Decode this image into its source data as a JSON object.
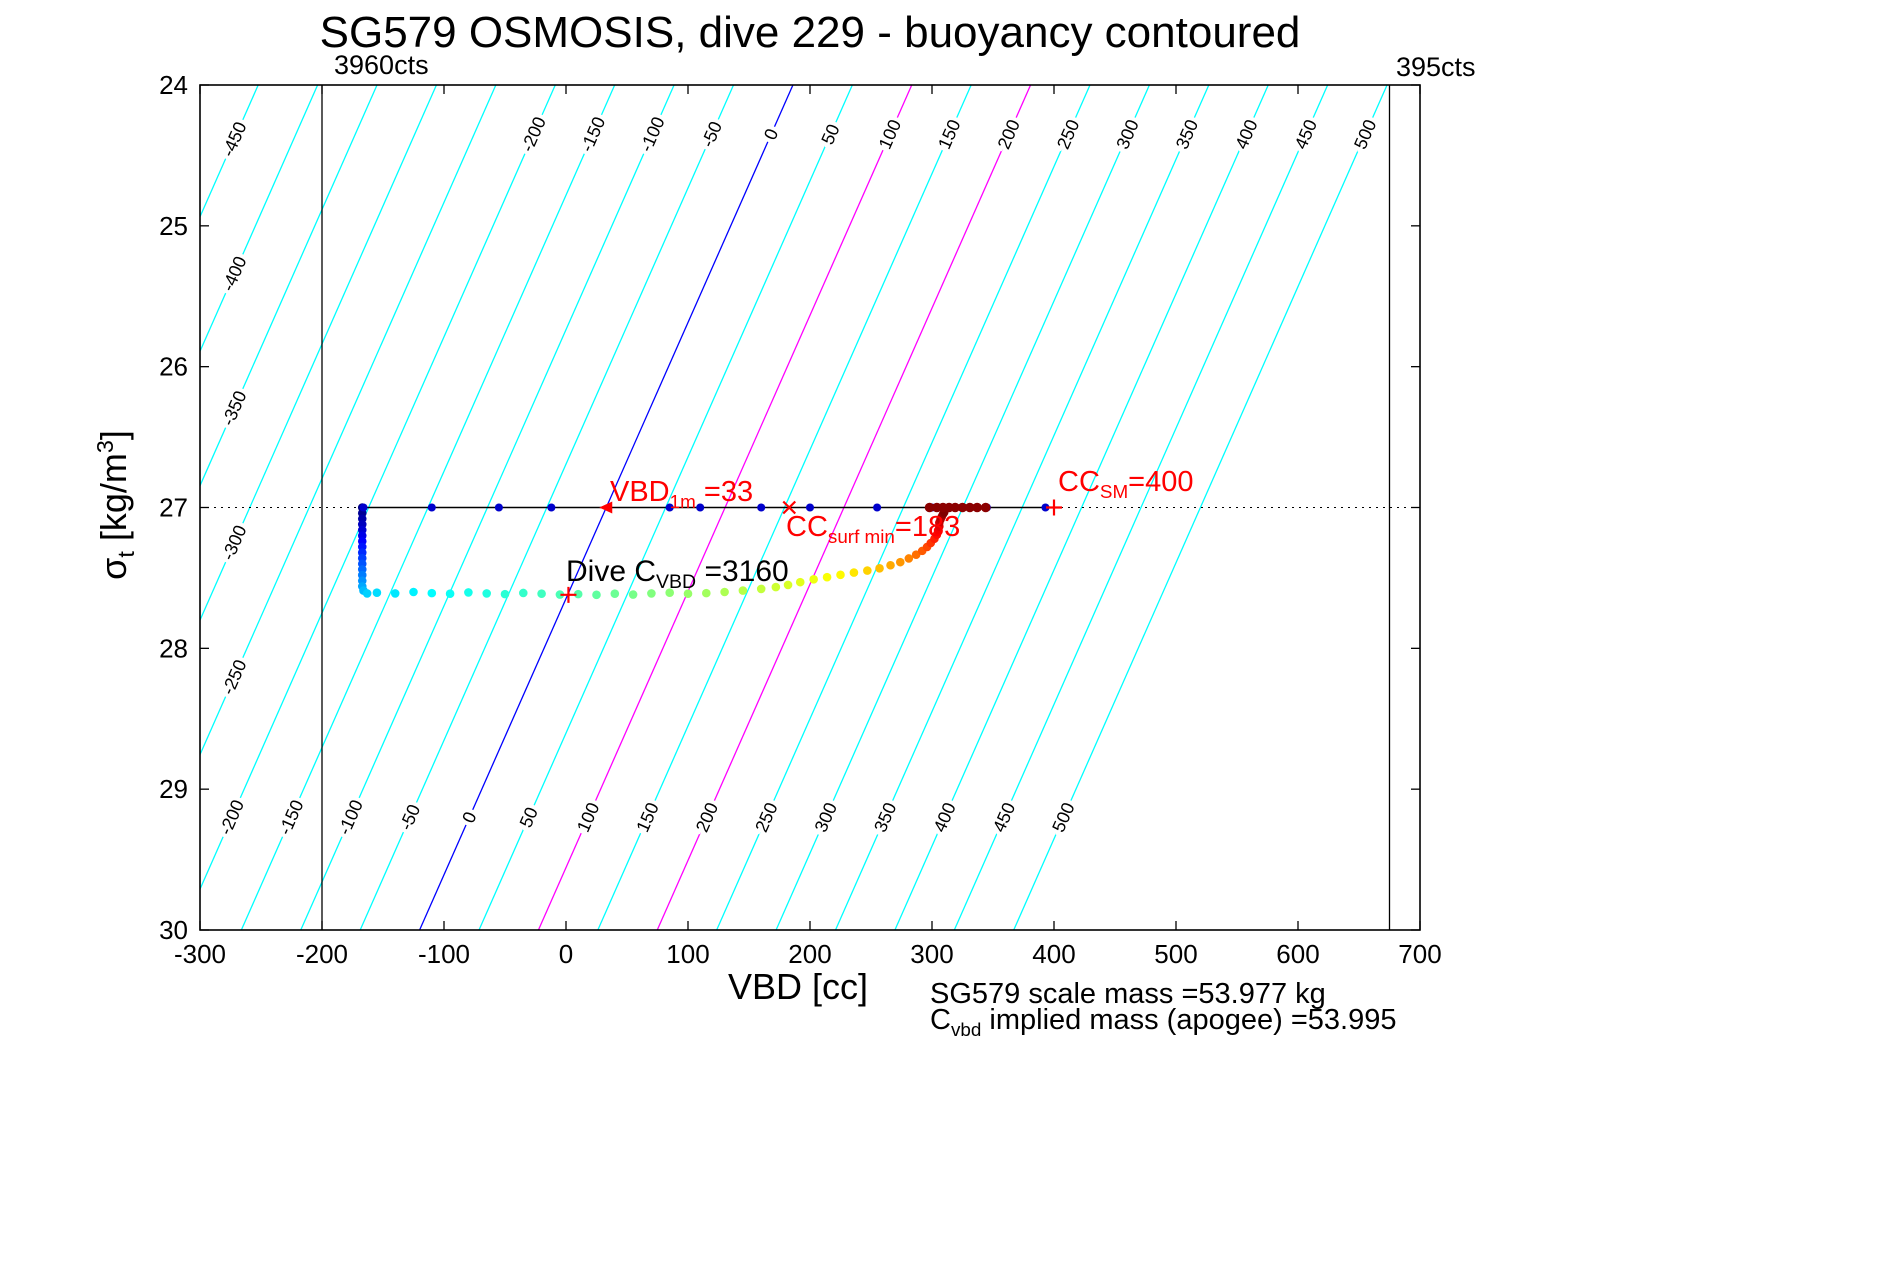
{
  "title": "SG579 OSMOSIS, dive 229 - buoyancy contoured",
  "axes": {
    "xlabel": "VBD [cc]",
    "ylabel": {
      "pre": "σ",
      "sub": "t",
      "mid": " [kg/m",
      "sup": "3",
      "post": "]"
    }
  },
  "counts_labels": {
    "left": "3960cts",
    "right": "395cts"
  },
  "annotations": {
    "vbd1m": {
      "pre": "VBD",
      "sub": "1m",
      "post": " =33"
    },
    "cc_surf_min": {
      "pre": "CC",
      "sub": "surf min",
      "post": "=183"
    },
    "cc_sm": {
      "pre": "CC",
      "sub": "SM",
      "post": "=400"
    },
    "dive_cvbd": {
      "pre": "Dive C",
      "sub": "VBD",
      "post": " =3160"
    },
    "scale_mass": "SG579 scale mass =53.977 kg",
    "implied_mass": {
      "pre": "C",
      "sub": "vbd",
      "post": " implied mass (apogee) =53.995"
    }
  },
  "chart_data": {
    "type": "scatter",
    "title": "SG579 OSMOSIS, dive 229 - buoyancy contoured",
    "xlabel": "VBD [cc]",
    "ylabel": "sigma_t [kg/m^3]",
    "xlim": [
      -300,
      700
    ],
    "ylim": [
      24,
      30
    ],
    "y_axis_reversed": true,
    "x_ticks": [
      -300,
      -200,
      -100,
      0,
      100,
      200,
      300,
      400,
      500,
      600,
      700
    ],
    "y_ticks": [
      24,
      25,
      26,
      27,
      28,
      29,
      30
    ],
    "grid": false,
    "contours": {
      "comment": "buoyancy contours in grams, diagonal lines; VBD(C,sigma)=anchor+0.974*C+slope*(sigma-27)",
      "values": [
        -450,
        -400,
        -350,
        -300,
        -250,
        -200,
        -150,
        -100,
        -50,
        0,
        50,
        100,
        150,
        200,
        250,
        300,
        350,
        400,
        450,
        500
      ],
      "anchor_vbd_at_sigma27_for_zero": 33,
      "vbd_per_unit_buoyancy": 0.974,
      "vbd_per_unit_sigma": -51,
      "default_color": "#00ffff",
      "blue_values": [
        0
      ],
      "magenta_values": [
        100,
        200
      ]
    },
    "vbd_limit_lines": [
      {
        "vbd_cc": -200,
        "label": "3960cts"
      },
      {
        "vbd_cc": 675,
        "label": "395cts"
      }
    ],
    "sigma_reference_dotted": 27,
    "apogee_line": {
      "sigma": 27,
      "vbd_start": -168,
      "vbd_end": 403,
      "blue_dots_vbd": [
        -166,
        -110,
        -55,
        -12,
        85,
        110,
        160,
        200,
        255,
        300,
        345,
        393
      ],
      "dark_red_dots_vbd": [
        298,
        304,
        309,
        314,
        319,
        325,
        331,
        337,
        344
      ]
    },
    "markers": [
      {
        "shape": "triangle-left",
        "vbd": 33,
        "sigma": 27.0,
        "color": "#ff0000",
        "label": "VBD_1m =33"
      },
      {
        "shape": "x",
        "vbd": 183,
        "sigma": 27.0,
        "color": "#ff0000",
        "label": "CC_surf min =183"
      },
      {
        "shape": "plus",
        "vbd": 400,
        "sigma": 27.0,
        "color": "#ff0000",
        "label": "CC_SM =400"
      },
      {
        "shape": "plus",
        "vbd": 2,
        "sigma": 27.62,
        "color": "#ff0000",
        "label": "Dive C_VBD =3160"
      }
    ],
    "dive_trace_colormap": "jet",
    "dive_trace": [
      [
        -167,
        27.0
      ],
      [
        -167,
        27.04
      ],
      [
        -167,
        27.08
      ],
      [
        -167,
        27.12
      ],
      [
        -167,
        27.16
      ],
      [
        -167,
        27.2
      ],
      [
        -167,
        27.24
      ],
      [
        -167,
        27.28
      ],
      [
        -167,
        27.32
      ],
      [
        -167,
        27.36
      ],
      [
        -167,
        27.4
      ],
      [
        -167,
        27.44
      ],
      [
        -167,
        27.48
      ],
      [
        -167,
        27.52
      ],
      [
        -167,
        27.56
      ],
      [
        -166,
        27.59
      ],
      [
        -163,
        27.61
      ],
      [
        -155,
        27.605
      ],
      [
        -140,
        27.61
      ],
      [
        -125,
        27.6
      ],
      [
        -110,
        27.608
      ],
      [
        -95,
        27.612
      ],
      [
        -80,
        27.603
      ],
      [
        -65,
        27.61
      ],
      [
        -50,
        27.615
      ],
      [
        -35,
        27.607
      ],
      [
        -20,
        27.612
      ],
      [
        -5,
        27.618
      ],
      [
        10,
        27.615
      ],
      [
        25,
        27.62
      ],
      [
        40,
        27.612
      ],
      [
        55,
        27.618
      ],
      [
        70,
        27.61
      ],
      [
        85,
        27.605
      ],
      [
        100,
        27.612
      ],
      [
        115,
        27.608
      ],
      [
        130,
        27.6
      ],
      [
        145,
        27.59
      ],
      [
        160,
        27.578
      ],
      [
        172,
        27.565
      ],
      [
        182,
        27.55
      ],
      [
        192,
        27.53
      ],
      [
        203,
        27.51
      ],
      [
        214,
        27.495
      ],
      [
        225,
        27.478
      ],
      [
        236,
        27.462
      ],
      [
        247,
        27.448
      ],
      [
        257,
        27.432
      ],
      [
        266,
        27.41
      ],
      [
        274,
        27.388
      ],
      [
        281,
        27.362
      ],
      [
        287,
        27.335
      ],
      [
        292,
        27.308
      ],
      [
        296,
        27.28
      ],
      [
        299,
        27.252
      ],
      [
        302,
        27.222
      ],
      [
        304,
        27.193
      ],
      [
        305,
        27.163
      ],
      [
        306,
        27.135
      ],
      [
        306,
        27.108
      ],
      [
        307,
        27.085
      ],
      [
        308,
        27.065
      ],
      [
        309,
        27.048
      ],
      [
        310,
        27.035
      ]
    ]
  }
}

[What the exercise asks]: In the entries above, find each line with the word "shape" and copy it.

[Solution for this exercise]:
        "shape": "triangle-left",
        "shape": "x",
        "shape": "plus",
        "shape": "plus",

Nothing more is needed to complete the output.